WHAT TO PRODUCE
Begin at the line below that contains "Extract all readable text from this page.". Repeat it and all remaining lines of the records exactly.

EXCERPTED DATA

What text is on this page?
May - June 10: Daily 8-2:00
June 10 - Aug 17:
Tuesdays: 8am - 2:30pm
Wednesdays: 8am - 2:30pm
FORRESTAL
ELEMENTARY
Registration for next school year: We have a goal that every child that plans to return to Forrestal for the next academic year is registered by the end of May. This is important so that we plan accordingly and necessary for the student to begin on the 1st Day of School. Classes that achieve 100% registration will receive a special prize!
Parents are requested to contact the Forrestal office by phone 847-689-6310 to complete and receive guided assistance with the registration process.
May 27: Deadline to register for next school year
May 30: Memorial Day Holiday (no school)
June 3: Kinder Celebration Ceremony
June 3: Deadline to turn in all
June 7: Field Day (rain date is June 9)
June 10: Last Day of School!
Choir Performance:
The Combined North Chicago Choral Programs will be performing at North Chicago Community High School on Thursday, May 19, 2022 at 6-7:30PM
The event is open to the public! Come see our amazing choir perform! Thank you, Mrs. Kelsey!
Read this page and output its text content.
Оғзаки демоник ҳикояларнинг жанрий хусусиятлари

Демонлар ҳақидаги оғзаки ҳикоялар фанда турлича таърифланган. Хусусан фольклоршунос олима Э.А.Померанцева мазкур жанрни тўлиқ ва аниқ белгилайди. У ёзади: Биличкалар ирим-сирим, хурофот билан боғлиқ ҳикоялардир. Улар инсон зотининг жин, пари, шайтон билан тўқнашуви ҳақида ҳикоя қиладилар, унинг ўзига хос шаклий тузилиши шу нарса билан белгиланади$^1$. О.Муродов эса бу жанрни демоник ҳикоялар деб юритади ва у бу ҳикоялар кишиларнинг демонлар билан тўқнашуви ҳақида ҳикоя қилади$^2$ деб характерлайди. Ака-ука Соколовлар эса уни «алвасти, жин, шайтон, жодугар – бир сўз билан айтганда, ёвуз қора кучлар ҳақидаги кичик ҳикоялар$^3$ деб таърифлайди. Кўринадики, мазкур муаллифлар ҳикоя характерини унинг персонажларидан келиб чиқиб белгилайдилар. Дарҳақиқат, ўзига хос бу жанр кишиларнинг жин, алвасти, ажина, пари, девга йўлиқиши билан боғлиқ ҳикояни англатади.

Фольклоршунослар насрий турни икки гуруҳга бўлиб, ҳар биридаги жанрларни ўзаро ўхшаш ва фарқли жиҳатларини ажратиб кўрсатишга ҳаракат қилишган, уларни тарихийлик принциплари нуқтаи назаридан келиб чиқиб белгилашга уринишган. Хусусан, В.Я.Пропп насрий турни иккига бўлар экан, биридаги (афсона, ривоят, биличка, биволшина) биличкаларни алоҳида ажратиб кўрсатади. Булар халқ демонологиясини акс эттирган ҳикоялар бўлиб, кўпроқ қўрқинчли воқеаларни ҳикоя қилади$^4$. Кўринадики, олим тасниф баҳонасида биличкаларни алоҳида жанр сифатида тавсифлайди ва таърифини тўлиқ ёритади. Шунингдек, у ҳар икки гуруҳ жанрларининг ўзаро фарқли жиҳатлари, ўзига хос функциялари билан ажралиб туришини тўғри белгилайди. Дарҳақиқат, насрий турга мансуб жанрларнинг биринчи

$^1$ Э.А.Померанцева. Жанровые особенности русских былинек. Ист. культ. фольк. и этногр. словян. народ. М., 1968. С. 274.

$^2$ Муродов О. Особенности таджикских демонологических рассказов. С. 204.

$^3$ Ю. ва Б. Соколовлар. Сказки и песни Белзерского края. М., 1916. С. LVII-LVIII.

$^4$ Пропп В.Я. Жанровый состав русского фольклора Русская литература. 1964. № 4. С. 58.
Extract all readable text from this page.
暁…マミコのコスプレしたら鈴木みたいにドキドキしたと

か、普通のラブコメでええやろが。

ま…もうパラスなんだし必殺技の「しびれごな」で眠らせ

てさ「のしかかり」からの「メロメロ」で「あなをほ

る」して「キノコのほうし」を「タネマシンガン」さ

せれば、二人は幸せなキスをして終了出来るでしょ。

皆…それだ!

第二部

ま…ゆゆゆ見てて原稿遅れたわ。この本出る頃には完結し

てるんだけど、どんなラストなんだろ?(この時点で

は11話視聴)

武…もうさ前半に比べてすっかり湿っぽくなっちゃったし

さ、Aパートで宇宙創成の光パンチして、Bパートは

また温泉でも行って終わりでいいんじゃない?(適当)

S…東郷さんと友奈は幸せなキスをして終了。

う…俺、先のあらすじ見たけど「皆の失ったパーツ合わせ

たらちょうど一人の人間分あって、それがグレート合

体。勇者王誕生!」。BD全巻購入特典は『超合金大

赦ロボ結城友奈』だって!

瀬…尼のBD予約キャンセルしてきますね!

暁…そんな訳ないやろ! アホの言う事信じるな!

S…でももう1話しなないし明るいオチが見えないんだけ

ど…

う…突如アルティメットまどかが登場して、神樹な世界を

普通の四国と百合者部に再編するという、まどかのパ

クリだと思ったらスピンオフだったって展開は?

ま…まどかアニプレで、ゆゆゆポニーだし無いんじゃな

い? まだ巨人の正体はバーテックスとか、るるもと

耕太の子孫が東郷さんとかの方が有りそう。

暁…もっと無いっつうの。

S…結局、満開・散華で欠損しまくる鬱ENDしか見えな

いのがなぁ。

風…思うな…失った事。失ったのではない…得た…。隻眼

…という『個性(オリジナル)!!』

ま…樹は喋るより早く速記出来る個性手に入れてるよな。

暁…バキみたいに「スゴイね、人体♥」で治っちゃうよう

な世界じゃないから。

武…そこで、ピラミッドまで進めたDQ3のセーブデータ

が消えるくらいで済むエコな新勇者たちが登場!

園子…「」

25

RESPONSE
Extract all readable text from this page.
暁…マミコのコスプレしたら鈴木みたいにドキドキしたと

か、普通のラブコメでええやろが。

ま…もうパラスなんだし必殺技の「しびれごな」で眠らせ

てさ「のしかかり」からの「メロメロ」で「あなをほ

る」して「キノコのほうし」を「タネマシンガン」さ

せれば、二人は幸せなキスをして終了出来るでしょ。

皆…それだ!

第二部

ま…ゆゆゆ見てて原稿遅れたわ。この本出る頃には完結し

てるんだけど、どんなラストなんだろ?(この時点で

は11話視聴)

武…もうさ前半に比べてすっかり湿っぽくなっちゃったし

さ、Aパートで宇宙創成の光パンチして、Bパートは

また温泉でも行って終わりでいいんじゃない?(適当)

S…東郷さんと友奈は幸せなキスをして終了。

う…俺、先のあらすじ見たけど「皆の失ったパーツ合わせ

たらちょうど一人の人間分あって、それがグレート合

体。勇者王誕生!」。BD全巻購入特典は『超合金大

赦ロボ結城友奈』だって!

瀬…尼のBD予約キャンセルしてきますね!

暁…そんな訳ないやろ! アホの言う事信じるな!

S…でももう1話しなないし明るいオチが見えないんだけ

ど…

う…突如アルティメットまどかが登場して、神樹な世界を

普通の四国と百合者部に再編するという、まどかのパ

クリだと思ったらスピンオフだったって展開は?

ま…まどかアニプレで、ゆゆゆポニーだし無いんじゃな

い? まだ巨人の正体はバーテックスとか、るるもと

耕太の子孫が東郷さんとかの方が有りそう。

暁…もっと無いっつうの。

S…結局、満開・散華で欠損しまくる鬱ENDしか見えな

いのがなぁ。

風…思うな…失った事。失ったのではない…得た…。隻眼

…という『個性(オリジナル)!!』

ま…樹は喋るより早く速記出来る個性手に入れてるよな。

暁…バキみたいに「スゴイね、人体♥」で治っちゃうよう

な世界じゃないから。

武…そこで、ピラミッドまで進めたDQ3のセーブデータ

が消えるくらいで済むエコな新勇者たちが登場!

園子…「」

25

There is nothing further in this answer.